_Records to use_
•••••
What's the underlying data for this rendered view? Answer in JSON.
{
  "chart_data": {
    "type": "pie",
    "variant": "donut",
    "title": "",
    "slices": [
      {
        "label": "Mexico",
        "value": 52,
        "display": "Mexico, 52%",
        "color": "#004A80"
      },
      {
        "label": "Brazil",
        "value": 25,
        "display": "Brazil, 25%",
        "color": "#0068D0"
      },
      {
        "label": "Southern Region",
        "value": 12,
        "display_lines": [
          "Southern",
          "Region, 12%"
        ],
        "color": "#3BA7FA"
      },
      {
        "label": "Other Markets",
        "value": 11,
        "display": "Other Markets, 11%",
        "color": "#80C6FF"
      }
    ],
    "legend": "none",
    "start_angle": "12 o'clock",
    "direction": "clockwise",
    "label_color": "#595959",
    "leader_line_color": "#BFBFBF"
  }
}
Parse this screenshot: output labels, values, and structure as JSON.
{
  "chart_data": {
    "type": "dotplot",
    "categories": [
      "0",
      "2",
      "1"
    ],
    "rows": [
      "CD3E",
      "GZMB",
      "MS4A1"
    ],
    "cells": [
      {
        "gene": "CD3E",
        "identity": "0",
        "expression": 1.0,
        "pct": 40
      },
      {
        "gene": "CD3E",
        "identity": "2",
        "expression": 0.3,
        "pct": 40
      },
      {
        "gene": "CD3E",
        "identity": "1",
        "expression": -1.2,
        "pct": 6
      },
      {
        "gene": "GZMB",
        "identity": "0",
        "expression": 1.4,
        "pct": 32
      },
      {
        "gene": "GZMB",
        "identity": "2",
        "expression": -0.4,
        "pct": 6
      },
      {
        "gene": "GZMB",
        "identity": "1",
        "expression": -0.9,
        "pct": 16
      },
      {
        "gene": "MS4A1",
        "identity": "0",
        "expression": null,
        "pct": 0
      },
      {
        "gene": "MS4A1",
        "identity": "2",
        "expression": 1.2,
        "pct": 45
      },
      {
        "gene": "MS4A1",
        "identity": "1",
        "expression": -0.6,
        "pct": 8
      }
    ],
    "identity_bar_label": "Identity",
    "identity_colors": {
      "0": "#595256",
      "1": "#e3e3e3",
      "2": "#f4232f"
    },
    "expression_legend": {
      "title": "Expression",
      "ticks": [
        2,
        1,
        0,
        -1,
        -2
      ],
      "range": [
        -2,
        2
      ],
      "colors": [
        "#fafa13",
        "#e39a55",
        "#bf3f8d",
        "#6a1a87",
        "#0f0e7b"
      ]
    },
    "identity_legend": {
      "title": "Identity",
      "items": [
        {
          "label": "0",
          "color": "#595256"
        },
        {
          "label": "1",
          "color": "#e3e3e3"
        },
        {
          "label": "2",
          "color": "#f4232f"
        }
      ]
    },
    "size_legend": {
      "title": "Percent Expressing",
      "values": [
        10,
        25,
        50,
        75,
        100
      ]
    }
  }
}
•••••
_Written exercise_
Print the records once more, exactly as they were given.

_Reply to the exercise_
What's the underlying data for this rendered view? Answer in JSON.
{
  "chart_data": {
    "type": "pie",
    "variant": "donut",
    "title": "",
    "slices": [
      {
        "label": "Mexico",
        "value": 52,
        "display": "Mexico, 52%",
        "color": "#004A80"
      },
      {
        "label": "Brazil",
        "value": 25,
        "display": "Brazil, 25%",
        "color": "#0068D0"
      },
      {
        "label": "Southern Region",
        "value": 12,
        "display_lines": [
          "Southern",
          "Region, 12%"
        ],
        "color": "#3BA7FA"
      },
      {
        "label": "Other Markets",
        "value": 11,
        "display": "Other Markets, 11%",
        "color": "#80C6FF"
      }
    ],
    "legend": "none",
    "start_angle": "12 o'clock",
    "direction": "clockwise",
    "label_color": "#595959",
    "leader_line_color": "#BFBFBF"
  }
}
Parse this screenshot: output labels, values, and structure as JSON.
{
  "chart_data": {
    "type": "dotplot",
    "categories": [
      "0",
      "2",
      "1"
    ],
    "rows": [
      "CD3E",
      "GZMB",
      "MS4A1"
    ],
    "cells": [
      {
        "gene": "CD3E",
        "identity": "0",
        "expression": 1.0,
        "pct": 40
      },
      {
        "gene": "CD3E",
        "identity": "2",
        "expression": 0.3,
        "pct": 40
      },
      {
        "gene": "CD3E",
        "identity": "1",
        "expression": -1.2,
        "pct": 6
      },
      {
        "gene": "GZMB",
        "identity": "0",
        "expression": 1.4,
        "pct": 32
      },
      {
        "gene": "GZMB",
        "identity": "2",
        "expression": -0.4,
        "pct": 6
      },
      {
        "gene": "GZMB",
        "identity": "1",
        "expression": -0.9,
        "pct": 16
      },
      {
        "gene": "MS4A1",
        "identity": "0",
        "expression": null,
        "pct": 0
      },
      {
        "gene": "MS4A1",
        "identity": "2",
        "expression": 1.2,
        "pct": 45
      },
      {
        "gene": "MS4A1",
        "identity": "1",
        "expression": -0.6,
        "pct": 8
      }
    ],
    "identity_bar_label": "Identity",
    "identity_colors": {
      "0": "#595256",
      "1": "#e3e3e3",
      "2": "#f4232f"
    },
    "expression_legend": {
      "title": "Expression",
      "ticks": [
        2,
        1,
        0,
        -1,
        -2
      ],
      "range": [
        -2,
        2
      ],
      "colors": [
        "#fafa13",
        "#e39a55",
        "#bf3f8d",
        "#6a1a87",
        "#0f0e7b"
      ]
    },
    "identity_legend": {
      "title": "Identity",
      "items": [
        {
          "label": "0",
          "color": "#595256"
        },
        {
          "label": "1",
          "color": "#e3e3e3"
        },
        {
          "label": "2",
          "color": "#f4232f"
        }
      ]
    },
    "size_legend": {
      "title": "Percent Expressing",
      "values": [
        10,
        25,
        50,
        75,
        100
      ]
    }
  }
}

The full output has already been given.